Collected data:
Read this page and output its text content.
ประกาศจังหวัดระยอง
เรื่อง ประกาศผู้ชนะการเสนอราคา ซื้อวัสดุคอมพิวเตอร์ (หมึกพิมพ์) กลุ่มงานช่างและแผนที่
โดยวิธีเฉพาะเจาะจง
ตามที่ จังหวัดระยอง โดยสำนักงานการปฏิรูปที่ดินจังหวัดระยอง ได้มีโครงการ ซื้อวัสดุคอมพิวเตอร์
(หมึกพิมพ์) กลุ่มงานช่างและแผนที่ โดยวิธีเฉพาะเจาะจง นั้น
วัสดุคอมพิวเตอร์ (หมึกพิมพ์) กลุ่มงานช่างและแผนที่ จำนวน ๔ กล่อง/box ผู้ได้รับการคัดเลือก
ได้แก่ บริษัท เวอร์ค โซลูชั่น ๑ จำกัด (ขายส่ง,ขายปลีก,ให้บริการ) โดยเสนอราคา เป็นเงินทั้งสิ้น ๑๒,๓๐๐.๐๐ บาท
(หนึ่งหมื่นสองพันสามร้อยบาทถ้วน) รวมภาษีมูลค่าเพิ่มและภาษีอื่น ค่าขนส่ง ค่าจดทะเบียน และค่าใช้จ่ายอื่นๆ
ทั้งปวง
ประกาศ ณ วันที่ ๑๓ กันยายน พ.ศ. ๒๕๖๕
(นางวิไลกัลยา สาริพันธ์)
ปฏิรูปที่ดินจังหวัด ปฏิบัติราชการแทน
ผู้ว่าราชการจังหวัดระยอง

-- YOUR OBJECTIVE --
Exactly as written above, please repeat the entries.

-- EXERCISE SOLUTION --
Read this page and output its text content.
ประกาศจังหวัดระยอง
เรื่อง ประกาศผู้ชนะการเสนอราคา ซื้อวัสดุคอมพิวเตอร์ (หมึกพิมพ์) กลุ่มงานช่างและแผนที่
โดยวิธีเฉพาะเจาะจง
ตามที่ จังหวัดระยอง โดยสำนักงานการปฏิรูปที่ดินจังหวัดระยอง ได้มีโครงการ ซื้อวัสดุคอมพิวเตอร์
(หมึกพิมพ์) กลุ่มงานช่างและแผนที่ โดยวิธีเฉพาะเจาะจง นั้น
วัสดุคอมพิวเตอร์ (หมึกพิมพ์) กลุ่มงานช่างและแผนที่ จำนวน ๔ กล่อง/box ผู้ได้รับการคัดเลือก
ได้แก่ บริษัท เวอร์ค โซลูชั่น ๑ จำกัด (ขายส่ง,ขายปลีก,ให้บริการ) โดยเสนอราคา เป็นเงินทั้งสิ้น ๑๒,๓๐๐.๐๐ บาท
(หนึ่งหมื่นสองพันสามร้อยบาทถ้วน) รวมภาษีมูลค่าเพิ่มและภาษีอื่น ค่าขนส่ง ค่าจดทะเบียน และค่าใช้จ่ายอื่นๆ
ทั้งปวง
ประกาศ ณ วันที่ ๑๓ กันยายน พ.ศ. ๒๕๖๕
(นางวิไลกัลยา สาริพันธ์)
ปฏิรูปที่ดินจังหวัด ปฏิบัติราชการแทน
ผู้ว่าราชการจังหวัดระยอง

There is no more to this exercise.